### PROBLEM REQUIREMENTS
Locate each line in the records containing "text". Copy it.

---------- EXERCISE MATERIALS ----------

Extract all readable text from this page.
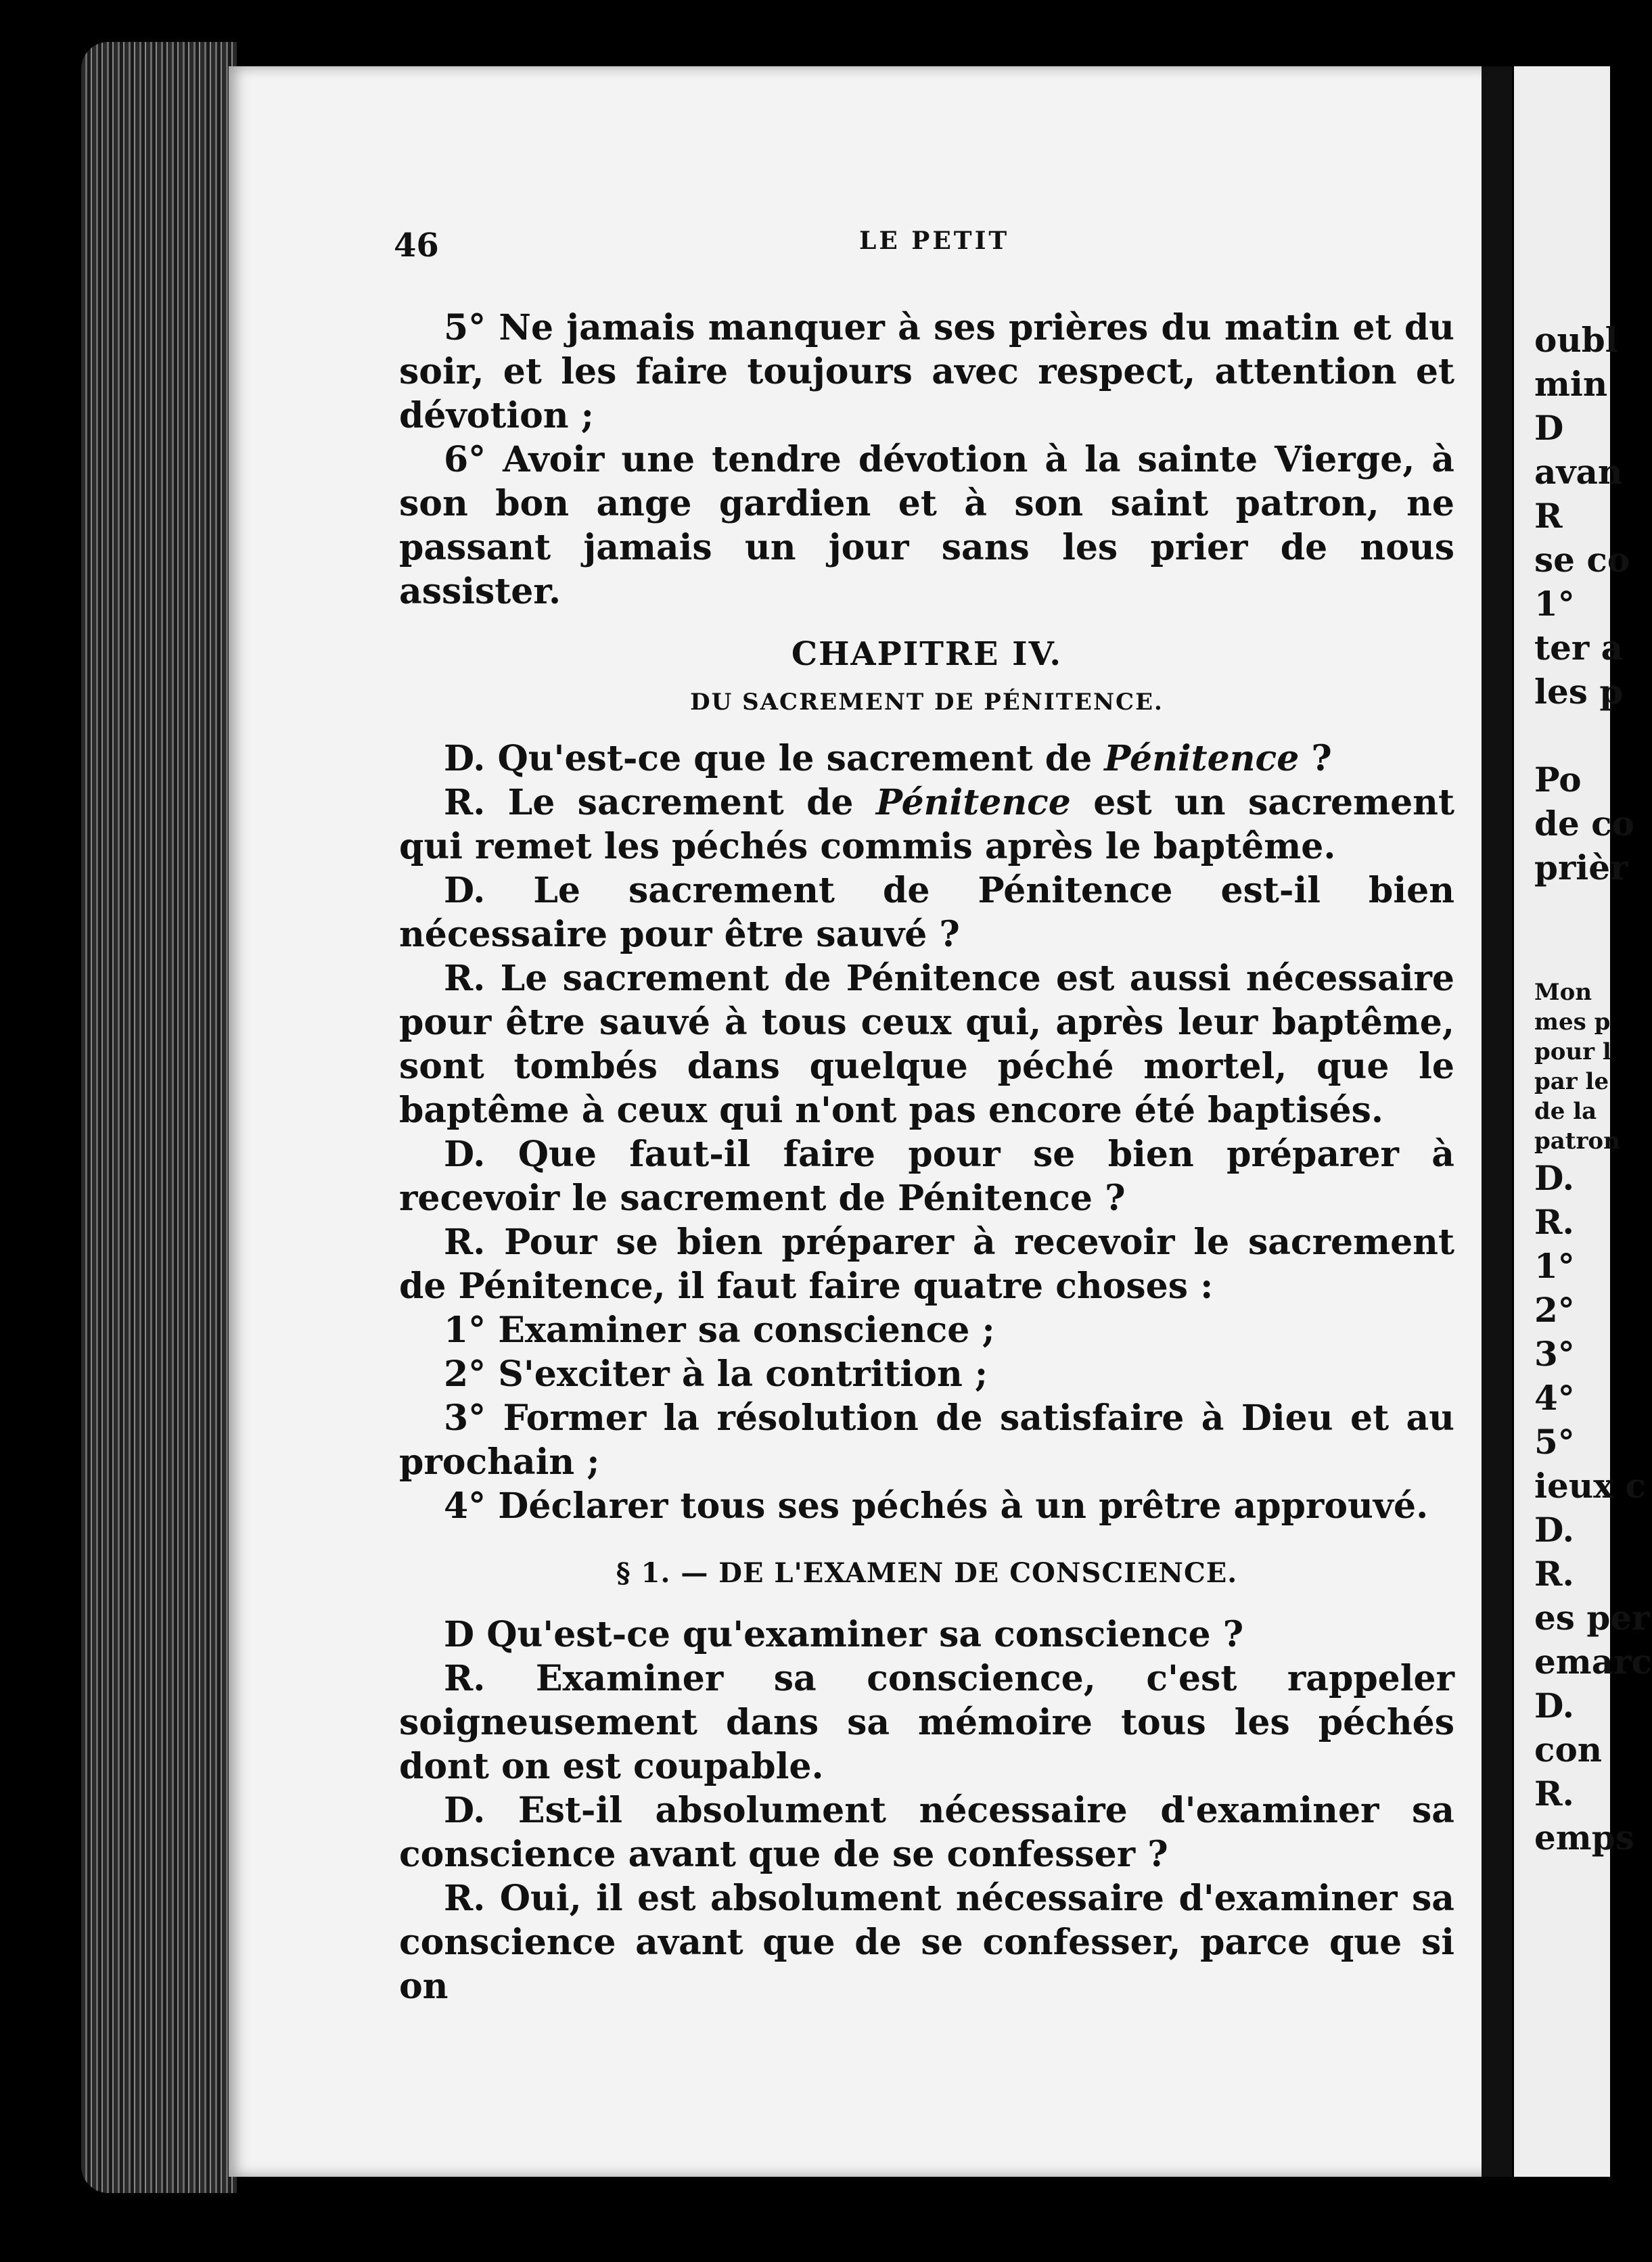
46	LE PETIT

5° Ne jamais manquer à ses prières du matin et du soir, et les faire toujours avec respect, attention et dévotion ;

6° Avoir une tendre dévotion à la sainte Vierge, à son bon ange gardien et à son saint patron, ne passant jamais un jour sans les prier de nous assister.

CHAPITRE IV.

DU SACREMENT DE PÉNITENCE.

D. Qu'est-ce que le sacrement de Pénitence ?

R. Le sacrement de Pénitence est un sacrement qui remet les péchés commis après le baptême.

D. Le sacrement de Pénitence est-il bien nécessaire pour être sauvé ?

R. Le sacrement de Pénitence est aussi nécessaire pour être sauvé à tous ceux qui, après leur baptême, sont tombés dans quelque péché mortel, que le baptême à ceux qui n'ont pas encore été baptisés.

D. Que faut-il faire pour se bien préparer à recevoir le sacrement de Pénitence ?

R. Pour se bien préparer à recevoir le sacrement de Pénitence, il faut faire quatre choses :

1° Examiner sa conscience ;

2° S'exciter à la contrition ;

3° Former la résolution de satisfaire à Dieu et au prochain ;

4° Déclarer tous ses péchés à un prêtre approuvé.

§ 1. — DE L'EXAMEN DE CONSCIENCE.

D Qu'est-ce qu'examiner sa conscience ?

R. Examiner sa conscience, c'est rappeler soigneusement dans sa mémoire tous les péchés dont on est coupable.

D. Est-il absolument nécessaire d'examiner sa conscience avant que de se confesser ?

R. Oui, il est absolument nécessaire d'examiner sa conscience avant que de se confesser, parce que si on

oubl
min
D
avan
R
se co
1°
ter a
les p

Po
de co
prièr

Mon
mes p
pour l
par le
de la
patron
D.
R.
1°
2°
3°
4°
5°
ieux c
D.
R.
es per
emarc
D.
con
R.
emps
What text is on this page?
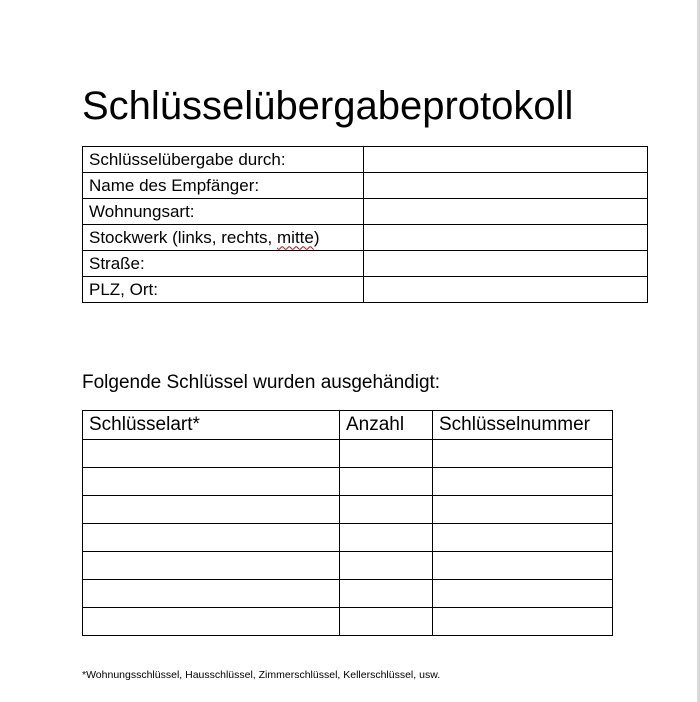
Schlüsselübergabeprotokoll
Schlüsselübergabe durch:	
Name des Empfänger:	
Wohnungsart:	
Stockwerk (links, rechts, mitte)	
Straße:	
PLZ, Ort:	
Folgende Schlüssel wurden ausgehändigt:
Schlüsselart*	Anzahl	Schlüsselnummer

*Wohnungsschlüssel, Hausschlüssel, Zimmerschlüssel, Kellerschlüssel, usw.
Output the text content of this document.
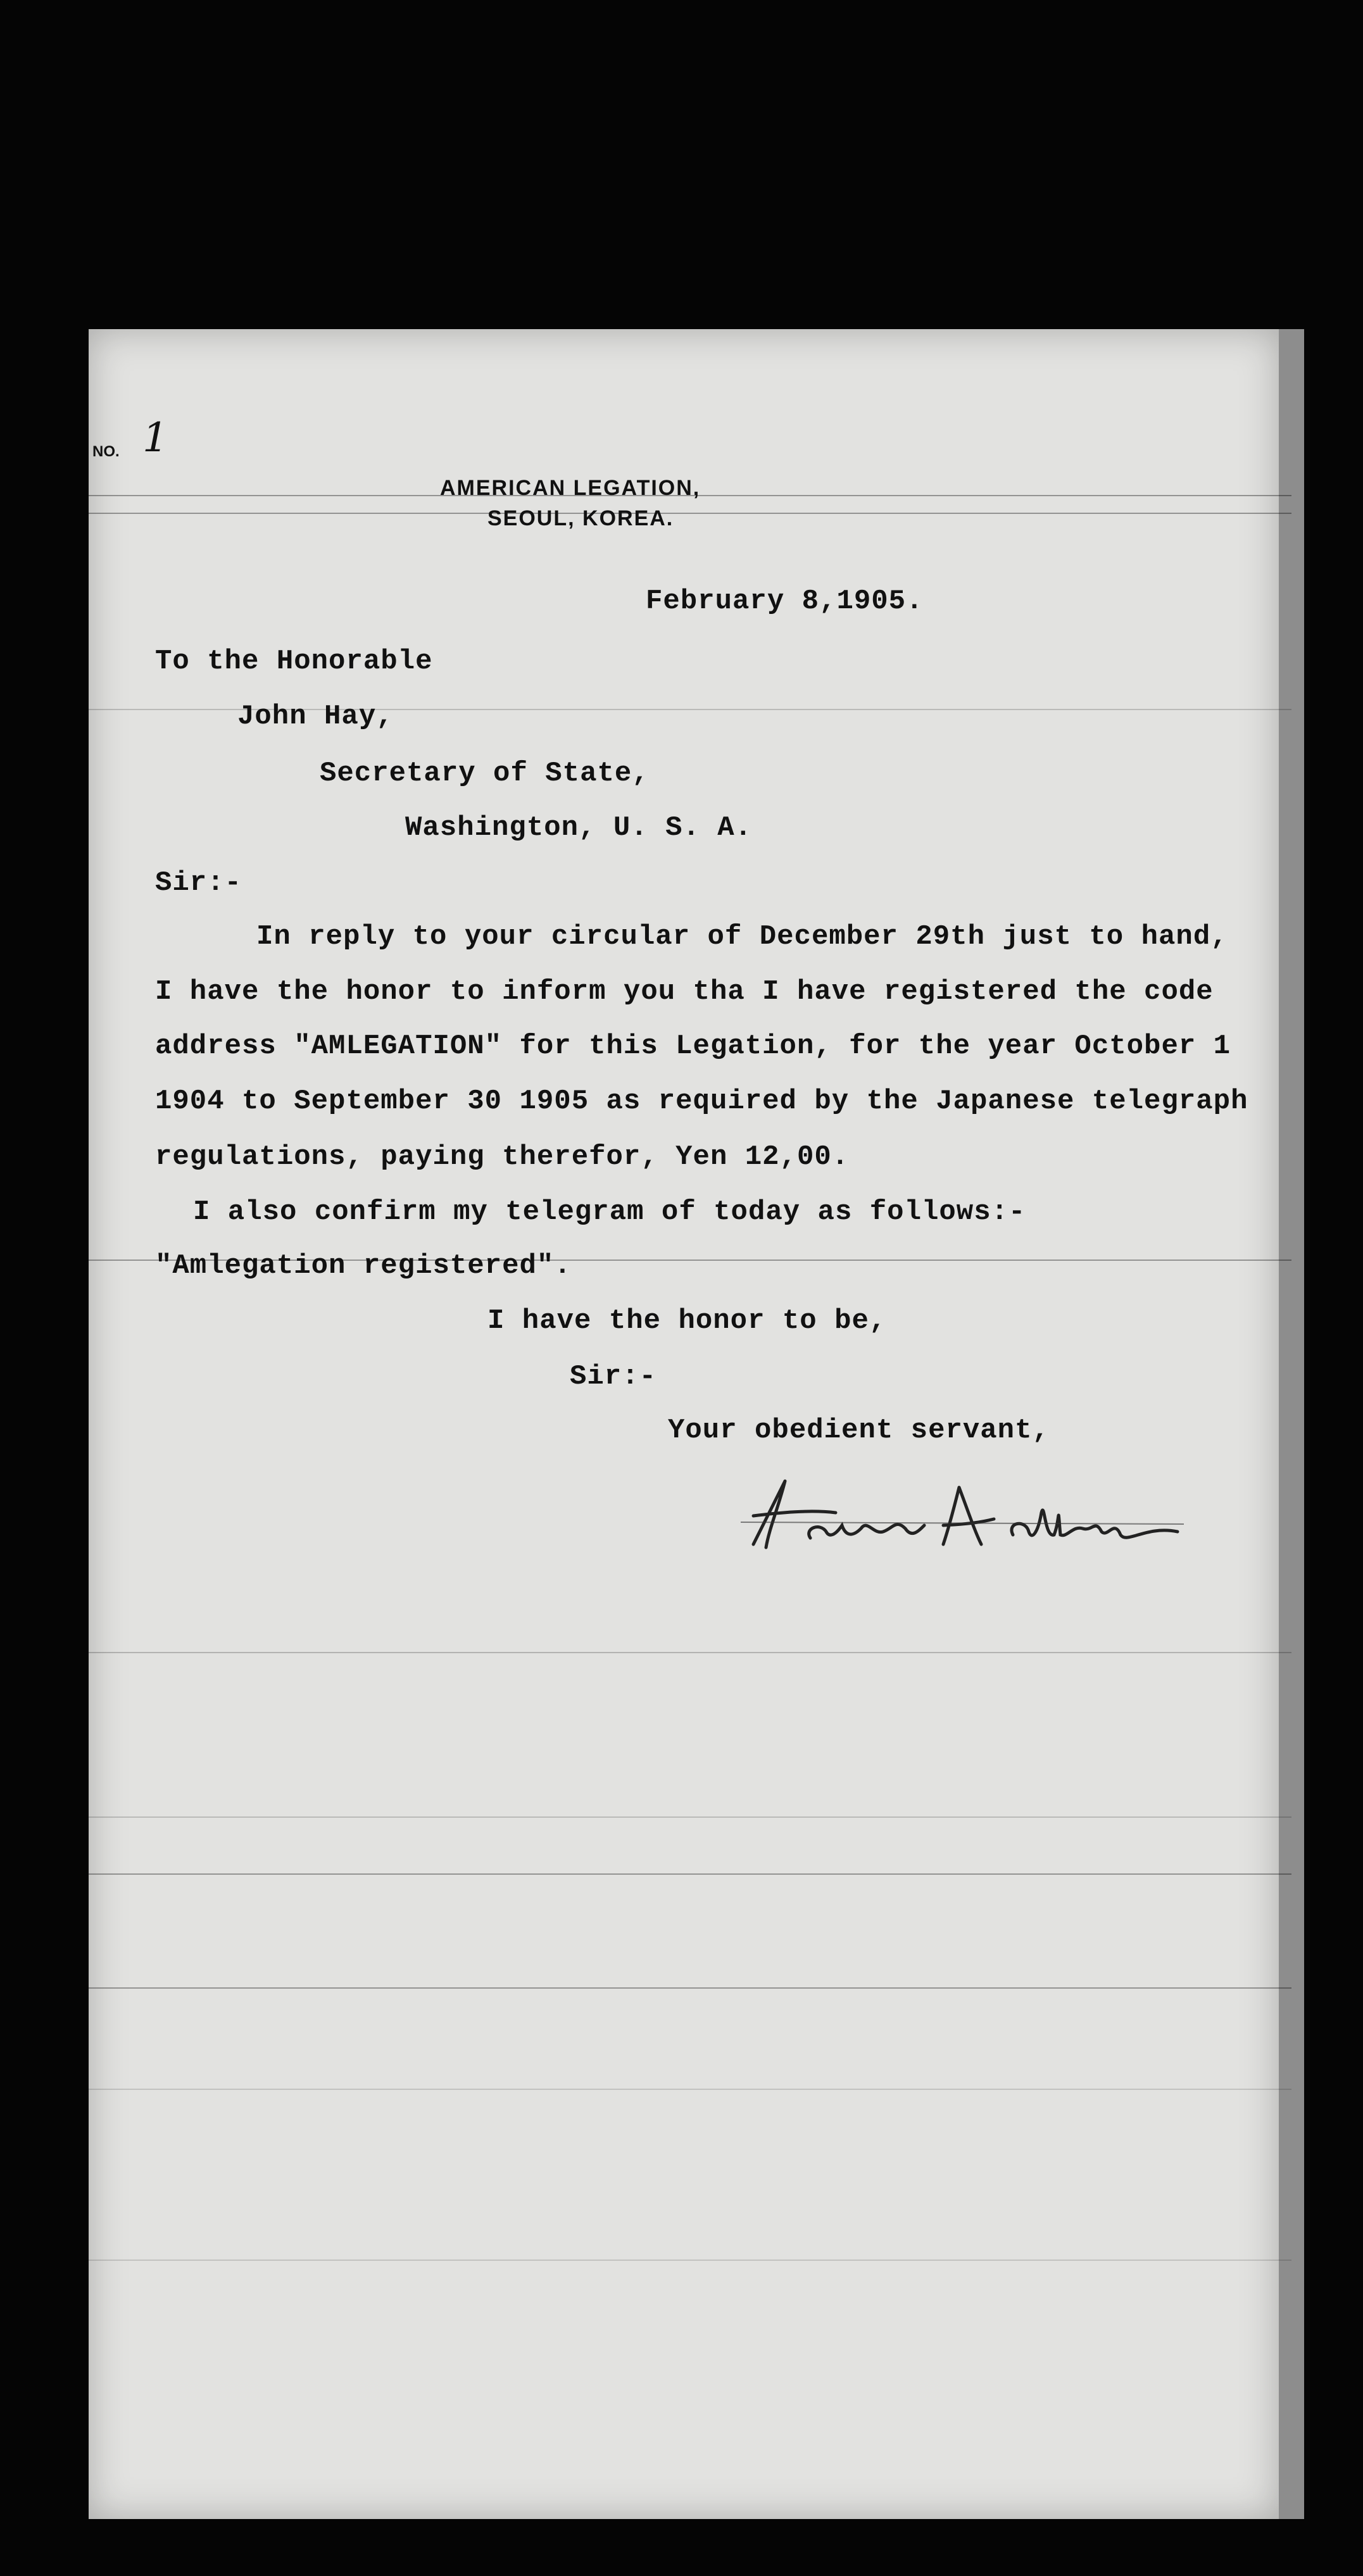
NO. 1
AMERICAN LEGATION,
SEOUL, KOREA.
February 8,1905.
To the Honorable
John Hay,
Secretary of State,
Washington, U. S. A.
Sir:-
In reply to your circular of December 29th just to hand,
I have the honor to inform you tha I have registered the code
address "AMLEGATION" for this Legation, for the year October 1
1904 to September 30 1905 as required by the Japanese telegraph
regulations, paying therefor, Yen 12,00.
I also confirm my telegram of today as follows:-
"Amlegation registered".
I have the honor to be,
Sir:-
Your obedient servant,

----------

### TASK SOLUTION
Extract all readable text from this page.
What text is on this page?
Output the text content of this document.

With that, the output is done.